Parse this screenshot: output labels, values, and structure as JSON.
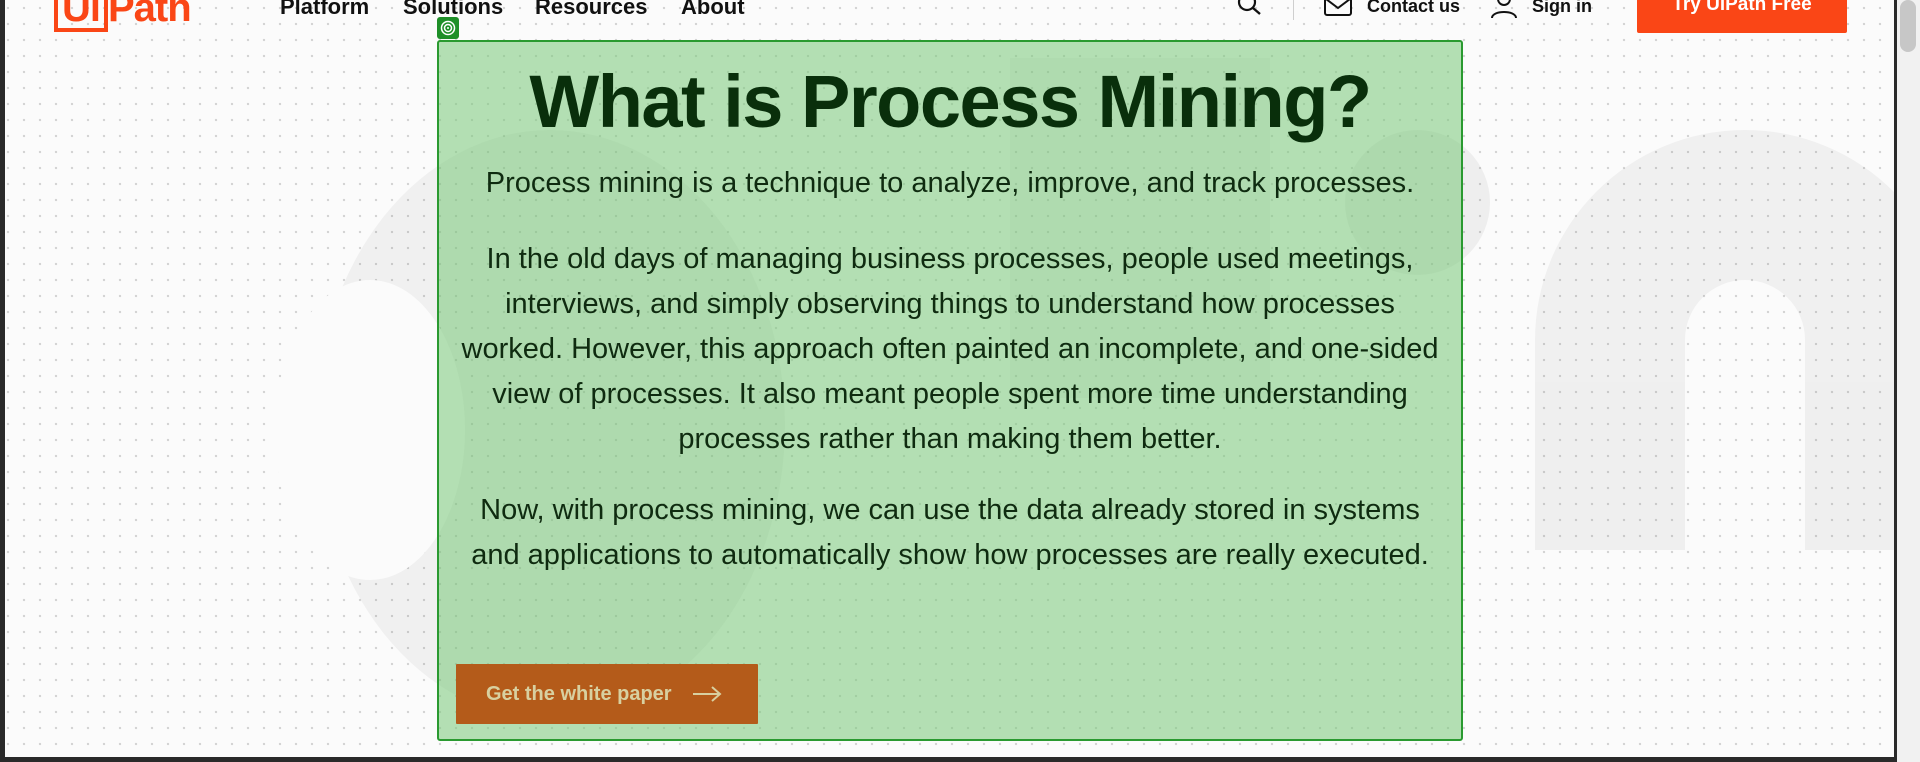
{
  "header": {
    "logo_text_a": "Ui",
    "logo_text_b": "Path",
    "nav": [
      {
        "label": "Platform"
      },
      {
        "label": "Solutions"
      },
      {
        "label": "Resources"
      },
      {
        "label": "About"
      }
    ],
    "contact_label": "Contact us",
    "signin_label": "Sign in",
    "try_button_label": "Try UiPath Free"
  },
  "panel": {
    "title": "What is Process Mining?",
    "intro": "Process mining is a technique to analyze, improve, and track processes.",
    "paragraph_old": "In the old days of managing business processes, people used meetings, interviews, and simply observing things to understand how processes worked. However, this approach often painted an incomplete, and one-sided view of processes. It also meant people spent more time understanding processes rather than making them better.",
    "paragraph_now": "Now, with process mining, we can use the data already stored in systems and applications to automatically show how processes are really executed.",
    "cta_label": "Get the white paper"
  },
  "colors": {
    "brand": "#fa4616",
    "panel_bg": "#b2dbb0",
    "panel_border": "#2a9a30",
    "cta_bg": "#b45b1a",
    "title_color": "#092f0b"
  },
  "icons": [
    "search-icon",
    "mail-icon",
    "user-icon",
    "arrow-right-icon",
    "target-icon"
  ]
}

» **TO BE DONE**:
Print the full listing exactly, dropping the pictures.

» **RESPONSE BELOW**:
Parse this screenshot: output labels, values, and structure as JSON.
{
  "header": {
    "logo_text_a": "Ui",
    "logo_text_b": "Path",
    "nav": [
      {
        "label": "Platform"
      },
      {
        "label": "Solutions"
      },
      {
        "label": "Resources"
      },
      {
        "label": "About"
      }
    ],
    "contact_label": "Contact us",
    "signin_label": "Sign in",
    "try_button_label": "Try UiPath Free"
  },
  "panel": {
    "title": "What is Process Mining?",
    "intro": "Process mining is a technique to analyze, improve, and track processes.",
    "paragraph_old": "In the old days of managing business processes, people used meetings, interviews, and simply observing things to understand how processes worked. However, this approach often painted an incomplete, and one-sided view of processes. It also meant people spent more time understanding processes rather than making them better.",
    "paragraph_now": "Now, with process mining, we can use the data already stored in systems and applications to automatically show how processes are really executed.",
    "cta_label": "Get the white paper"
  },
  "colors": {
    "brand": "#fa4616",
    "panel_bg": "#b2dbb0",
    "panel_border": "#2a9a30",
    "cta_bg": "#b45b1a",
    "title_color": "#092f0b"
  },
  "icons": [
    "search-icon",
    "mail-icon",
    "user-icon",
    "arrow-right-icon",
    "target-icon"
  ]
}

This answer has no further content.